** Start TEXT SEGMENT **

Understanding The Trucker Pay Scale

Long drives, big trucks, and truck stop food are just some of the things that go along with being a trucker today. For a truck driver, however, the biggest incentive is their paycheck...

The average trucker salary varies by location, experience & company

2019 Trucker Salary Update
2019 Median Pay is $59,158 - ZipRecruiter.com

The 2019 Average Truck Driver Pay Guide Update

We're well into 2019, and freight demand is on the rise. Trucking is still in high demand with a massive lack of qualified drivers to fill the ranks of many trucking companies.

But for potential drivers, the biggest question remains unanswered: how much does truck driving pay in 2019?

There are a few variables that go into the "average" we use, but it comes from over 6.5 million salaries submitted from truckers online and job boards. A large data source of this kind allows us to have a better understanding of how much the average trucker will make and share it with you. Remember, this is a national average and you should check with each company to verify the data in your area.

Our new 2019 median pay is $59,158.

This comes out to drivers earning $1,137 per week. From the data set provided, we can also see that at the lowest point, salaries were $17,200 per year. We're assuming that this is a part-time position wherein the driver did not log a lot of time.

Alternatively, the high-end salary was $166,000 per year. These drivers either have a very long tenure, but most likely they're owner-operators.

It can mean the difference between a happy driver and a delivery that is never completed.

Understanding the right path for a successful career in trucking before you get started can help you get the salary and security you deserve.

The salary scale typically begins around $28,000 and can go as high as $68,000 for new drivers. Truck drivers who work for commercial trucking companies and distribution centers can expect to earn a fairly decent salary based on these figures.

However, if the driver is an independent contractor, the salary depends on a number of factors.

An independent truck driver is his or her own boss and therefore can negotiate the rates they will accept for the delivery of cargo.

Clearly, this has a big impact on their average wage as an independent commercial truck driver.

Often, independent drivers will add travel accommodations to their rates as a part of their negotiations with their clients. This is especially true of independent drivers who travel distances further than 700 miles in a day to make a delivery. Fatigue is a danger to truck drivers and therefore the need to have a place to sleep comfortably overnight is very important when they take on a long haul.

How to Become a Truck Driver

Getting Started In The Commercial Truck Industry

getting started

You like being independent. You don't mind long road trips. Your perfect day means driving on the open road from sunrise to sunset some days. If this sounds like you, there's a job waiting at a respectable trucking company just for you.

Estimates show that there is a 100,000 driver shortage in the trucking industry.

You'll need to have the proper CDL training and you'll need to become fluent in all of the commercial driving regulations. Specialties also exist (Hazmat certification) that can help you boost your earning potential and allow you to drive different types of freight, including hazardous materials.

** End TEXT SEGMENT **

## DIRECTIVE 1
Lay out the entries, everything from their first line down to the line that contains "legend-item: Llama-2-7b-chat [353, 52, 552, 72]", as a Markdown table with the columns No. and Line, numbering each row and leaving out blank lines.

** Start RECORDS PROVIDED **

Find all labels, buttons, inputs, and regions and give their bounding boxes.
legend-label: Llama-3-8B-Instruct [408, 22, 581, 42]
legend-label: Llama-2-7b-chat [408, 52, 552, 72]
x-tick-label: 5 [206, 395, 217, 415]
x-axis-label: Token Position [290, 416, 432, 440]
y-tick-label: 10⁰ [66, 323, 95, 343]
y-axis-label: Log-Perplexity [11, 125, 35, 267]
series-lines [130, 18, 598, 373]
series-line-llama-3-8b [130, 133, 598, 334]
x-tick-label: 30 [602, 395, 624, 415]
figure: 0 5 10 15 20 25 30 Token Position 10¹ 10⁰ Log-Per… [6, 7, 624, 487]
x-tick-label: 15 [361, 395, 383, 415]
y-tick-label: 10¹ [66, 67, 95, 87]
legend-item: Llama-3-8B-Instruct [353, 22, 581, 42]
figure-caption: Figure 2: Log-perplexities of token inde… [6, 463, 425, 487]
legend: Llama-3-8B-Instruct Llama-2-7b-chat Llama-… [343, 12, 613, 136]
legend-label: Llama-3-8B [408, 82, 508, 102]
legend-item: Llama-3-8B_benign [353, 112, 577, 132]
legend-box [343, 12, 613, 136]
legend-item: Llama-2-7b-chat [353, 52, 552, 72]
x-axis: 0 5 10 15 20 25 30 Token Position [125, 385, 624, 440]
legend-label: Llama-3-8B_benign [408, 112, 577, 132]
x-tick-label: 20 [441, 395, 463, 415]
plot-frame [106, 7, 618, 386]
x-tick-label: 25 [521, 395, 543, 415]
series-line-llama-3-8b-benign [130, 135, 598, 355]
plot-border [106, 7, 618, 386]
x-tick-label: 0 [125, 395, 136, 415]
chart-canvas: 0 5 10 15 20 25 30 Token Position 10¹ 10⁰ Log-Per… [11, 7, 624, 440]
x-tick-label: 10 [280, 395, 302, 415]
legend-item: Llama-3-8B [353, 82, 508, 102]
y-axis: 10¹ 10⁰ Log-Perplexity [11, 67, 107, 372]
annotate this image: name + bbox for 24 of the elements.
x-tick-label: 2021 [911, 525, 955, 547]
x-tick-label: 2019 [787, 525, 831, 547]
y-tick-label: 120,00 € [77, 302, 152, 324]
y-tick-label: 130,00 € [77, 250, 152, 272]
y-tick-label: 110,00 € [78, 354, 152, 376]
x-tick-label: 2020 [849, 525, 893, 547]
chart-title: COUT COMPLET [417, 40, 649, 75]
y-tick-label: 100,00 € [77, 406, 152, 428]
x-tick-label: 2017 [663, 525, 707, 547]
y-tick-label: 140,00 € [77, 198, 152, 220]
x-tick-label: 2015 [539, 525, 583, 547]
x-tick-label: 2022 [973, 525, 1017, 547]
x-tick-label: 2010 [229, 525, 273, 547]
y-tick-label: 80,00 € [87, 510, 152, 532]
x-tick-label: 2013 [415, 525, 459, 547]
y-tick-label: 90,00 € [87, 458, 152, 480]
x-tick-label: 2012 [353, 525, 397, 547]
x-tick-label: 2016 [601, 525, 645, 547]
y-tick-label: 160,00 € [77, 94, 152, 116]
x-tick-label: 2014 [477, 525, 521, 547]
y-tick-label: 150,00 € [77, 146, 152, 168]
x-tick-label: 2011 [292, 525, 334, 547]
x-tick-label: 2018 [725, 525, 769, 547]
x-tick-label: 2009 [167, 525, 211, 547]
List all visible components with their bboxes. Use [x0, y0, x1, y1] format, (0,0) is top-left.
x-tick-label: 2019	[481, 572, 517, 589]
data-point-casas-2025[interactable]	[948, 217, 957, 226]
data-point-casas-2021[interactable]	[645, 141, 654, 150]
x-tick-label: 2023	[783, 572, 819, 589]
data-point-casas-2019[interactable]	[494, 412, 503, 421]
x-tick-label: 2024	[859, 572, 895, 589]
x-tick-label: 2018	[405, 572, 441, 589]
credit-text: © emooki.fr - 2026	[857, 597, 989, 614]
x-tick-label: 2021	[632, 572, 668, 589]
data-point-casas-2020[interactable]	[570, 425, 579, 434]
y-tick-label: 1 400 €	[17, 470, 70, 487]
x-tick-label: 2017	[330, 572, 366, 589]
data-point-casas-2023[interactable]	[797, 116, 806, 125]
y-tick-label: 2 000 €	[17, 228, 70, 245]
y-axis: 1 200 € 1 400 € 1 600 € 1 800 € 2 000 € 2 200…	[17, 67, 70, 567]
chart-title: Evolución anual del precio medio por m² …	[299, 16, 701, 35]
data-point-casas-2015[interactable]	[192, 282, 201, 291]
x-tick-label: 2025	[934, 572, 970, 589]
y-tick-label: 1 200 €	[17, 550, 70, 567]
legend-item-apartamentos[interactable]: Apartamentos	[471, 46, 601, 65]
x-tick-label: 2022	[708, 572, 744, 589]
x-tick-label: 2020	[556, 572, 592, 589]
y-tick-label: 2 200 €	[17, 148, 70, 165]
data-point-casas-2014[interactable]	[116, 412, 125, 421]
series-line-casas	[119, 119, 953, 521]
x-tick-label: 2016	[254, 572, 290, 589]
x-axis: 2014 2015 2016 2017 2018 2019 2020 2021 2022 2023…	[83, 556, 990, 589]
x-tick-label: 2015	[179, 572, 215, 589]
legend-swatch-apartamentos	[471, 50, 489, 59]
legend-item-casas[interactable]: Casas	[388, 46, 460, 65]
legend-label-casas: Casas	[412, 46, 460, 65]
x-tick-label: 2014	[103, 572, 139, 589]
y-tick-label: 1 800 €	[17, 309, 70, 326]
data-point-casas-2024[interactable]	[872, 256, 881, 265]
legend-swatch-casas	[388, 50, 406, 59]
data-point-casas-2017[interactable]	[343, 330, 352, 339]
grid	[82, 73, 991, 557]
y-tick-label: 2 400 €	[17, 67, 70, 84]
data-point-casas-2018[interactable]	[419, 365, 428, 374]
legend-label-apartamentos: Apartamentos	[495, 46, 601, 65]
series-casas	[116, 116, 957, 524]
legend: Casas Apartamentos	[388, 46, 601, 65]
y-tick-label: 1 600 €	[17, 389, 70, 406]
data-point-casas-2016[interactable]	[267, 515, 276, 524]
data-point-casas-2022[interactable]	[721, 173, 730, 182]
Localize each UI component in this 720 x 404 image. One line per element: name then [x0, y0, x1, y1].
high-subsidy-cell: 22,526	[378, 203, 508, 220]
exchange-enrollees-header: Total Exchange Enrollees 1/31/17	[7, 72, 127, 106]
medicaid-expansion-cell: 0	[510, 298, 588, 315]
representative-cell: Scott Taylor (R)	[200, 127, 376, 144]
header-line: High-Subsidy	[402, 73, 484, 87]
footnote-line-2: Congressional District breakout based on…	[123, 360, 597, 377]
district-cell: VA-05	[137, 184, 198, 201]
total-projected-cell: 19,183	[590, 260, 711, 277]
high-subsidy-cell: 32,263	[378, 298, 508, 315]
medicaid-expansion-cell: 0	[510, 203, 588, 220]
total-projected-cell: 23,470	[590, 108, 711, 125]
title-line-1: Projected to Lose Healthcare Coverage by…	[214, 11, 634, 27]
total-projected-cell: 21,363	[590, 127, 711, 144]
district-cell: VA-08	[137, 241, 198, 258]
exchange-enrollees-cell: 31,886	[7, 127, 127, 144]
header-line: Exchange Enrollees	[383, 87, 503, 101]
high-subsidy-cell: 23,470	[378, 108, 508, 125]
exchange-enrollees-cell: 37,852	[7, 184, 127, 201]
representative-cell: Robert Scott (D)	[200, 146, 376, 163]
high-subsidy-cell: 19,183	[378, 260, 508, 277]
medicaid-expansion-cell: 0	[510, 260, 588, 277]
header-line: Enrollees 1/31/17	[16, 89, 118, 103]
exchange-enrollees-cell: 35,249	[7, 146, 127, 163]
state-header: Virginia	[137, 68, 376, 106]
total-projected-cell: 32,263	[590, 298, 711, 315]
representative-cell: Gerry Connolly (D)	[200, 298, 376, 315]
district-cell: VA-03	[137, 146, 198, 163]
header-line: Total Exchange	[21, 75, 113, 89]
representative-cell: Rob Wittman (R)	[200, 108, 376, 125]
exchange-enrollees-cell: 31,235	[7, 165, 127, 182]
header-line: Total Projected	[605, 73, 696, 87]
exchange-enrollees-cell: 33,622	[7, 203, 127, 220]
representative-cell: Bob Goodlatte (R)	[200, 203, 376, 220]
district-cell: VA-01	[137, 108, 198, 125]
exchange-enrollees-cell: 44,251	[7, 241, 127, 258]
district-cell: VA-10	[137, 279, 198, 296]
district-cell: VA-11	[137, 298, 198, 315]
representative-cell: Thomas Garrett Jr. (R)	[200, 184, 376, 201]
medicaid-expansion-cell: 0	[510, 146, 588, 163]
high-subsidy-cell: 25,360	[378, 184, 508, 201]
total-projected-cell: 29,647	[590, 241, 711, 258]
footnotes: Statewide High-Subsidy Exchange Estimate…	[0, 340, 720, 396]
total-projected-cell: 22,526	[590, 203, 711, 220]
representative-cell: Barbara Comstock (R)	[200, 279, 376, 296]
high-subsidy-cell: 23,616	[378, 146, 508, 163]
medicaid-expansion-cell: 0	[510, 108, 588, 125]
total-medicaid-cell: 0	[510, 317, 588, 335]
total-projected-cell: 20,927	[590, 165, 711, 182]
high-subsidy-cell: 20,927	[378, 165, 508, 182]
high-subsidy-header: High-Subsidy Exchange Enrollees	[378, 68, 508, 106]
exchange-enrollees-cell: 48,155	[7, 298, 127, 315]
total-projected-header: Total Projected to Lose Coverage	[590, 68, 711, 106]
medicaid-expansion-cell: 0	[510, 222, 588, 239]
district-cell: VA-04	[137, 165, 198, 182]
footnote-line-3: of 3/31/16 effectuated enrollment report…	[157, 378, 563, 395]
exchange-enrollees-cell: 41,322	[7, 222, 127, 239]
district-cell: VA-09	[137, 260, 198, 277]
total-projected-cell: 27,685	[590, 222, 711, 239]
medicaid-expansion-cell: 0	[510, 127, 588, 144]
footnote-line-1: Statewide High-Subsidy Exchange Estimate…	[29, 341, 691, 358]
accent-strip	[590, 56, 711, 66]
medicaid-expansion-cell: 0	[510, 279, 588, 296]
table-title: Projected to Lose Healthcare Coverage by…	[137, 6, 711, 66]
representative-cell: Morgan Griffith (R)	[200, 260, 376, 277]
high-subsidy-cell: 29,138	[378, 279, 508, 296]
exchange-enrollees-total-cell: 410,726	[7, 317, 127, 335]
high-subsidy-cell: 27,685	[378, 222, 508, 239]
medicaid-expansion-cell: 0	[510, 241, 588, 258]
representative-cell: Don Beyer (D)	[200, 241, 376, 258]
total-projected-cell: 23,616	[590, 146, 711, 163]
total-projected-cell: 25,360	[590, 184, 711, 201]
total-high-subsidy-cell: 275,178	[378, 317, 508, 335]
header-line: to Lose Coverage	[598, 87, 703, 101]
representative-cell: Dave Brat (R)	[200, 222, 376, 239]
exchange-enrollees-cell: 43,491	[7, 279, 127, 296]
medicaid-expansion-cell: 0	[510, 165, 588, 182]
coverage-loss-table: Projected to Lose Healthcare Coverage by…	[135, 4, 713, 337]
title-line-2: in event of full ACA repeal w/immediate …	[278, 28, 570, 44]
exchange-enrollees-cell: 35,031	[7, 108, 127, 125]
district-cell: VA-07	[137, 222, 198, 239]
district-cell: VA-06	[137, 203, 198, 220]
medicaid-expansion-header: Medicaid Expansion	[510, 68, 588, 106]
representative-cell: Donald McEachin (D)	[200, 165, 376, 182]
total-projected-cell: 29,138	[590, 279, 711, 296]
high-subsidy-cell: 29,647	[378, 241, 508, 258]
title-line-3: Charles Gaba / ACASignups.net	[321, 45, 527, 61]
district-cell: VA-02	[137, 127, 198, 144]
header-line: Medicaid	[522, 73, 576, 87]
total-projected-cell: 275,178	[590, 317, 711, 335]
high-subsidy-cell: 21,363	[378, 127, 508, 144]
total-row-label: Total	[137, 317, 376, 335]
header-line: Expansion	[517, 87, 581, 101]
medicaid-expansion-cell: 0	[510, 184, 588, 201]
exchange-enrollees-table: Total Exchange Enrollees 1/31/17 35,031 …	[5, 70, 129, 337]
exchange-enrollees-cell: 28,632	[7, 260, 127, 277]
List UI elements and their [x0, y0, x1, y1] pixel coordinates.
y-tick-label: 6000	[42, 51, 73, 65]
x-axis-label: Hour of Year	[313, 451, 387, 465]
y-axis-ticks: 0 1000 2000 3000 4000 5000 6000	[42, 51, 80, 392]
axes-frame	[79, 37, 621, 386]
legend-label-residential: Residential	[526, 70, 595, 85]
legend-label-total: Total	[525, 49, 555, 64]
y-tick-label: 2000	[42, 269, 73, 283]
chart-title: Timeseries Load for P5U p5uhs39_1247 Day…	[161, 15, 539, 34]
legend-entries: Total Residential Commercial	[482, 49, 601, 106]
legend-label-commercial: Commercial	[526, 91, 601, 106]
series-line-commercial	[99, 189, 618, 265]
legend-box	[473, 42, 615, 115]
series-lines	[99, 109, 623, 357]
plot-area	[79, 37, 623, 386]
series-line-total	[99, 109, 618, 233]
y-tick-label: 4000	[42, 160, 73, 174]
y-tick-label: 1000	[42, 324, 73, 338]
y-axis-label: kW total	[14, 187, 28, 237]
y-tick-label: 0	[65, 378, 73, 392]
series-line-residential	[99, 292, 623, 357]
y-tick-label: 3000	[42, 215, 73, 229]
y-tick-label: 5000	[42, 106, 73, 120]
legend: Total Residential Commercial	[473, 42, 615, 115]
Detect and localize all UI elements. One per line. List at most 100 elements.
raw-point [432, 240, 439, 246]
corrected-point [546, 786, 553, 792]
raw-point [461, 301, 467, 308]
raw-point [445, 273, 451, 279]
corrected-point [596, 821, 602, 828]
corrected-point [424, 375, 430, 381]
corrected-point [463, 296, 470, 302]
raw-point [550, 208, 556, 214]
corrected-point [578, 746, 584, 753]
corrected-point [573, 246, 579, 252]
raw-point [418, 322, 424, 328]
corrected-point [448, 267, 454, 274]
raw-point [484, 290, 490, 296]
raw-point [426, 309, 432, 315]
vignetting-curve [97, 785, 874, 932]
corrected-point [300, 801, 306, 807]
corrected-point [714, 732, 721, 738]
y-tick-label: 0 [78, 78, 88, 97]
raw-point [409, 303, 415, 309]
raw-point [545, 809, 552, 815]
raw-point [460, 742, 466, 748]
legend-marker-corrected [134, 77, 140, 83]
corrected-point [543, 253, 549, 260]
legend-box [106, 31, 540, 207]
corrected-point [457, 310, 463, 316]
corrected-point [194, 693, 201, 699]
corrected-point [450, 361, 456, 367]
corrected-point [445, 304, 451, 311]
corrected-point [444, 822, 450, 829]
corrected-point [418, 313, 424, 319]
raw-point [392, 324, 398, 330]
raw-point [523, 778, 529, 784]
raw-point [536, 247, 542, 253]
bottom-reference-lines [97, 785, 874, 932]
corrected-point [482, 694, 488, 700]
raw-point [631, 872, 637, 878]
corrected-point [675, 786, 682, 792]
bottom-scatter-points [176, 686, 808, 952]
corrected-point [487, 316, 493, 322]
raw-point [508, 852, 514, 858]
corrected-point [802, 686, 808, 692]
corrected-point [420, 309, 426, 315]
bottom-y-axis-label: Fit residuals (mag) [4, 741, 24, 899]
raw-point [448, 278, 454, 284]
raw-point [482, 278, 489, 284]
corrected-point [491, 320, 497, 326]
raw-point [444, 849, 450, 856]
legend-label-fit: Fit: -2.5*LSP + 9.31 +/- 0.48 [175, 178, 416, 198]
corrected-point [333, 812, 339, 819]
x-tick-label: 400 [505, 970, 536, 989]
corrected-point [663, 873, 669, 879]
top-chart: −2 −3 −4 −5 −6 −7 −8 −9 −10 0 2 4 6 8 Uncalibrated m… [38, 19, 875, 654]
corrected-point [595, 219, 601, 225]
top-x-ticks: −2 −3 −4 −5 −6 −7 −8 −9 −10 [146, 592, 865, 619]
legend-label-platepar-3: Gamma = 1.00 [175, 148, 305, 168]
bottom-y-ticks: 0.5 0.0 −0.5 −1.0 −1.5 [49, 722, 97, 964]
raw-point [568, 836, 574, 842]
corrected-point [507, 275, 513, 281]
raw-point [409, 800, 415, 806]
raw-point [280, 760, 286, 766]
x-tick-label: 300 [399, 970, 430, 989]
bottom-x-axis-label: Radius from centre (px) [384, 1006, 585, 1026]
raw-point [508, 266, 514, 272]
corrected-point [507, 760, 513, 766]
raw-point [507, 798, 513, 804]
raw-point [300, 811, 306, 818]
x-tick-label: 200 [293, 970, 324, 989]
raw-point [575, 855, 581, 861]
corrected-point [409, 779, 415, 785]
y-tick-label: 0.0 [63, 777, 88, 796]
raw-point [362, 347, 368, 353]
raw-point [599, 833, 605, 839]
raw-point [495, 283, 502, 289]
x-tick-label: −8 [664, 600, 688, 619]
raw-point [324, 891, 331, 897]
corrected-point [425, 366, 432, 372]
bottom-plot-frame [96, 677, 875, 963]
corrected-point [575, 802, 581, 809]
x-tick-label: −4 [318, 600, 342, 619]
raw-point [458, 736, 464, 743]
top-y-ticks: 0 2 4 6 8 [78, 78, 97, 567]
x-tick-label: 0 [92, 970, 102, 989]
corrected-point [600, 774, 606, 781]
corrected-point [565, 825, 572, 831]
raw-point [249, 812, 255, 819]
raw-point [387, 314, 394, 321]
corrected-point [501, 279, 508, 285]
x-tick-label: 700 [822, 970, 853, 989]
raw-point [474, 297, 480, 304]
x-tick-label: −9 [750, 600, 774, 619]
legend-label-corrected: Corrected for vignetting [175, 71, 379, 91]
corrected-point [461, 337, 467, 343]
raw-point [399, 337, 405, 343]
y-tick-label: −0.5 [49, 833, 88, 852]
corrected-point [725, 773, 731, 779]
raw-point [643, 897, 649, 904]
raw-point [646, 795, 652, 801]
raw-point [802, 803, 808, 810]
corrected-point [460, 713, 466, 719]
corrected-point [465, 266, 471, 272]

** End RECORDS PROVIDED **

## DIRECTIVE 2
Answer these questions from the trucker pay text, one per line:
(a) What is the 2019 median pay it reports?
(b) What high-end yearly salary does it give?
(c) How large is the estimated driver shortage in the trucking industry?

## CORRECT OUTPUT 1
| No. | Line |
|---|---|
| 1 | Find all labels, buttons, inputs, and regions and give their bounding boxes. |
| 2 | legend-label: Llama-3-8B-Instruct [408, 22, 581, 42] |
| 3 | legend-label: Llama-2-7b-chat [408, 52, 552, 72] |
| 4 | x-tick-label: 5 [206, 395, 217, 415] |
| 5 | x-axis-label: Token Position [290, 416, 432, 440] |
| 6 | y-tick-label: 10⁰ [66, 323, 95, 343] |
| 7 | y-axis-label: Log-Perplexity [11, 125, 35, 267] |
| 8 | series-lines [130, 18, 598, 373] |
| 9 | series-line-llama-3-8b [130, 133, 598, 334] |
| 10 | x-tick-label: 30 [602, 395, 624, 415] |
| 11 | figure: 0 5 10 15 20 25 30 Token Position 10¹ 10⁰ Log-Per… [6, 7, 624, 487] |
| 12 | x-tick-label: 15 [361, 395, 383, 415] |
| 13 | y-tick-label: 10¹ [66, 67, 95, 87] |
| 14 | legend-item: Llama-3-8B-Instruct [353, 22, 581, 42] |
| 15 | figure-caption: Figure 2: Log-perplexities of token inde… [6, 463, 425, 487] |
| 16 | legend: Llama-3-8B-Instruct Llama-2-7b-chat Llama-… [343, 12, 613, 136] |
| 17 | legend-label: Llama-3-8B [408, 82, 508, 102] |
| 18 | legend-item: Llama-3-8B_benign [353, 112, 577, 132] |
| 19 | legend-box [343, 12, 613, 136] |
| 20 | legend-item: Llama-2-7b-chat [353, 52, 552, 72] |

## CORRECT OUTPUT 2
(a) $59,158
(b) $166,000 per year
(c) 100,000 drivers